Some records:
++++++++++

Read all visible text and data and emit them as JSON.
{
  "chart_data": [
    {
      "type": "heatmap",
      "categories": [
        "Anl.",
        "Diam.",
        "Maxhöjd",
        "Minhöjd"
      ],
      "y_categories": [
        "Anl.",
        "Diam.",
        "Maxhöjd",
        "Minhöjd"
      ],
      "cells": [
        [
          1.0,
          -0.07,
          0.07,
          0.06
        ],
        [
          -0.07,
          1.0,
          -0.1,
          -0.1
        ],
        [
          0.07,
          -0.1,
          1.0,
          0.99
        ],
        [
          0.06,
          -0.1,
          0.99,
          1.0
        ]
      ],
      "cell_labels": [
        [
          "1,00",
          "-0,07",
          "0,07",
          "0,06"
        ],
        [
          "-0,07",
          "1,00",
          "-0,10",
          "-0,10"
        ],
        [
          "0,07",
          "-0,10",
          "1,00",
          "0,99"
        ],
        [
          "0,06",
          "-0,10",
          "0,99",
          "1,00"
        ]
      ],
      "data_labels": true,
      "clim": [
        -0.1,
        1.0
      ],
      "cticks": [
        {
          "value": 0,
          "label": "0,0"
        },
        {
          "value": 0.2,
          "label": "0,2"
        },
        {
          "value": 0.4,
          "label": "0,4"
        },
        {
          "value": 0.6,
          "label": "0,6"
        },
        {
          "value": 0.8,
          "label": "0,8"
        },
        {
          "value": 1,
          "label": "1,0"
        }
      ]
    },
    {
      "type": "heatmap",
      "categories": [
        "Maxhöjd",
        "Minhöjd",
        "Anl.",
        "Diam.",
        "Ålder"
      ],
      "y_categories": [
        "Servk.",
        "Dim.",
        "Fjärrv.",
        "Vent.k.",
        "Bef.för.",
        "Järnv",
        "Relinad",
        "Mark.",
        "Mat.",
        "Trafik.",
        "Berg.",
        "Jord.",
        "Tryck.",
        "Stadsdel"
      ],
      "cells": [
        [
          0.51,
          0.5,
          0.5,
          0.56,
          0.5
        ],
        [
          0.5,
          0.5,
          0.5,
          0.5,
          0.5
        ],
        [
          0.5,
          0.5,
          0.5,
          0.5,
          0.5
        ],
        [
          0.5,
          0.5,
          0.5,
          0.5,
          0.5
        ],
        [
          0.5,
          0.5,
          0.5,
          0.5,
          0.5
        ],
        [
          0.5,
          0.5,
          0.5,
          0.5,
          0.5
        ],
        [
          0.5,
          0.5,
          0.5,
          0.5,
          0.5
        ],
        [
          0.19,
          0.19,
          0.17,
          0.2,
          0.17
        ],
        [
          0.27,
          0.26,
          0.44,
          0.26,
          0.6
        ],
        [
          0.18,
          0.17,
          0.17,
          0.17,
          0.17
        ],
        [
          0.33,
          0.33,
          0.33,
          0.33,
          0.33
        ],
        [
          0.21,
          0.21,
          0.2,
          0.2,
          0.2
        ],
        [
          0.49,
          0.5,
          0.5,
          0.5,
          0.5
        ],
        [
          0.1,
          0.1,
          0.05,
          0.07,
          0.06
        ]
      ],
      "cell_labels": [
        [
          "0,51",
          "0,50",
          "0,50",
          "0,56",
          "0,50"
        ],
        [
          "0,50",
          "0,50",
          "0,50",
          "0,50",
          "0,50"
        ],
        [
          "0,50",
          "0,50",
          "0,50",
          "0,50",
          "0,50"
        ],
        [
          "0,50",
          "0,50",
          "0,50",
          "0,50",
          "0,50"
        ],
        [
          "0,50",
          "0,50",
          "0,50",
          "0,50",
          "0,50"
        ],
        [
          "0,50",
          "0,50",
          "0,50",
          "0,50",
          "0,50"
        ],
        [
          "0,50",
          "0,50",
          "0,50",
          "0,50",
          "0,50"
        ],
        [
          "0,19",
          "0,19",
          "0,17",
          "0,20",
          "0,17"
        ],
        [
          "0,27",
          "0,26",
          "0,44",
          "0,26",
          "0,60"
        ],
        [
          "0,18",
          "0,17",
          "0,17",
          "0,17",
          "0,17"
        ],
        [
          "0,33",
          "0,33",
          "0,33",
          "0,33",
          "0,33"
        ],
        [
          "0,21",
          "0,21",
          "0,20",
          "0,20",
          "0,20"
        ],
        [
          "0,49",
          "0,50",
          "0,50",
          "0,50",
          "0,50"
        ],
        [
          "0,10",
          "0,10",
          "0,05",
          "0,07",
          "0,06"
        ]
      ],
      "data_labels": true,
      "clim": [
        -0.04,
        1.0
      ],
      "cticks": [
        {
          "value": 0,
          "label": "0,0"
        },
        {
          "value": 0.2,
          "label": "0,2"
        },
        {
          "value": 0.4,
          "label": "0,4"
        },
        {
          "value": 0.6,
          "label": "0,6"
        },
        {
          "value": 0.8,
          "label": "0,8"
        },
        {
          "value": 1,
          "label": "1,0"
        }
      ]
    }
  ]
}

++++++++++

§ WHAT IS REQUIRED: Reproduce the material verbatim, line by line.

§ OUTPUT OF THE EXERCISE:
Read all visible text and data and emit them as JSON.
{
  "chart_data": [
    {
      "type": "heatmap",
      "categories": [
        "Anl.",
        "Diam.",
        "Maxhöjd",
        "Minhöjd"
      ],
      "y_categories": [
        "Anl.",
        "Diam.",
        "Maxhöjd",
        "Minhöjd"
      ],
      "cells": [
        [
          1.0,
          -0.07,
          0.07,
          0.06
        ],
        [
          -0.07,
          1.0,
          -0.1,
          -0.1
        ],
        [
          0.07,
          -0.1,
          1.0,
          0.99
        ],
        [
          0.06,
          -0.1,
          0.99,
          1.0
        ]
      ],
      "cell_labels": [
        [
          "1,00",
          "-0,07",
          "0,07",
          "0,06"
        ],
        [
          "-0,07",
          "1,00",
          "-0,10",
          "-0,10"
        ],
        [
          "0,07",
          "-0,10",
          "1,00",
          "0,99"
        ],
        [
          "0,06",
          "-0,10",
          "0,99",
          "1,00"
        ]
      ],
      "data_labels": true,
      "clim": [
        -0.1,
        1.0
      ],
      "cticks": [
        {
          "value": 0,
          "label": "0,0"
        },
        {
          "value": 0.2,
          "label": "0,2"
        },
        {
          "value": 0.4,
          "label": "0,4"
        },
        {
          "value": 0.6,
          "label": "0,6"
        },
        {
          "value": 0.8,
          "label": "0,8"
        },
        {
          "value": 1,
          "label": "1,0"
        }
      ]
    },
    {
      "type": "heatmap",
      "categories": [
        "Maxhöjd",
        "Minhöjd",
        "Anl.",
        "Diam.",
        "Ålder"
      ],
      "y_categories": [
        "Servk.",
        "Dim.",
        "Fjärrv.",
        "Vent.k.",
        "Bef.för.",
        "Järnv",
        "Relinad",
        "Mark.",
        "Mat.",
        "Trafik.",
        "Berg.",
        "Jord.",
        "Tryck.",
        "Stadsdel"
      ],
      "cells": [
        [
          0.51,
          0.5,
          0.5,
          0.56,
          0.5
        ],
        [
          0.5,
          0.5,
          0.5,
          0.5,
          0.5
        ],
        [
          0.5,
          0.5,
          0.5,
          0.5,
          0.5
        ],
        [
          0.5,
          0.5,
          0.5,
          0.5,
          0.5
        ],
        [
          0.5,
          0.5,
          0.5,
          0.5,
          0.5
        ],
        [
          0.5,
          0.5,
          0.5,
          0.5,
          0.5
        ],
        [
          0.5,
          0.5,
          0.5,
          0.5,
          0.5
        ],
        [
          0.19,
          0.19,
          0.17,
          0.2,
          0.17
        ],
        [
          0.27,
          0.26,
          0.44,
          0.26,
          0.6
        ],
        [
          0.18,
          0.17,
          0.17,
          0.17,
          0.17
        ],
        [
          0.33,
          0.33,
          0.33,
          0.33,
          0.33
        ],
        [
          0.21,
          0.21,
          0.2,
          0.2,
          0.2
        ],
        [
          0.49,
          0.5,
          0.5,
          0.5,
          0.5
        ],
        [
          0.1,
          0.1,
          0.05,
          0.07,
          0.06
        ]
      ],
      "cell_labels": [
        [
          "0,51",
          "0,50",
          "0,50",
          "0,56",
          "0,50"
        ],
        [
          "0,50",
          "0,50",
          "0,50",
          "0,50",
          "0,50"
        ],
        [
          "0,50",
          "0,50",
          "0,50",
          "0,50",
          "0,50"
        ],
        [
          "0,50",
          "0,50",
          "0,50",
          "0,50",
          "0,50"
        ],
        [
          "0,50",
          "0,50",
          "0,50",
          "0,50",
          "0,50"
        ],
        [
          "0,50",
          "0,50",
          "0,50",
          "0,50",
          "0,50"
        ],
        [
          "0,50",
          "0,50",
          "0,50",
          "0,50",
          "0,50"
        ],
        [
          "0,19",
          "0,19",
          "0,17",
          "0,20",
          "0,17"
        ],
        [
          "0,27",
          "0,26",
          "0,44",
          "0,26",
          "0,60"
        ],
        [
          "0,18",
          "0,17",
          "0,17",
          "0,17",
          "0,17"
        ],
        [
          "0,33",
          "0,33",
          "0,33",
          "0,33",
          "0,33"
        ],
        [
          "0,21",
          "0,21",
          "0,20",
          "0,20",
          "0,20"
        ],
        [
          "0,49",
          "0,50",
          "0,50",
          "0,50",
          "0,50"
        ],
        [
          "0,10",
          "0,10",
          "0,05",
          "0,07",
          "0,06"
        ]
      ],
      "data_labels": true,
      "clim": [
        -0.04,
        1.0
      ],
      "cticks": [
        {
          "value": 0,
          "label": "0,0"
        },
        {
          "value": 0.2,
          "label": "0,2"
        },
        {
          "value": 0.4,
          "label": "0,4"
        },
        {
          "value": 0.6,
          "label": "0,6"
        },
        {
          "value": 0.8,
          "label": "0,8"
        },
        {
          "value": 1,
          "label": "1,0"
        }
      ]
    }
  ]
}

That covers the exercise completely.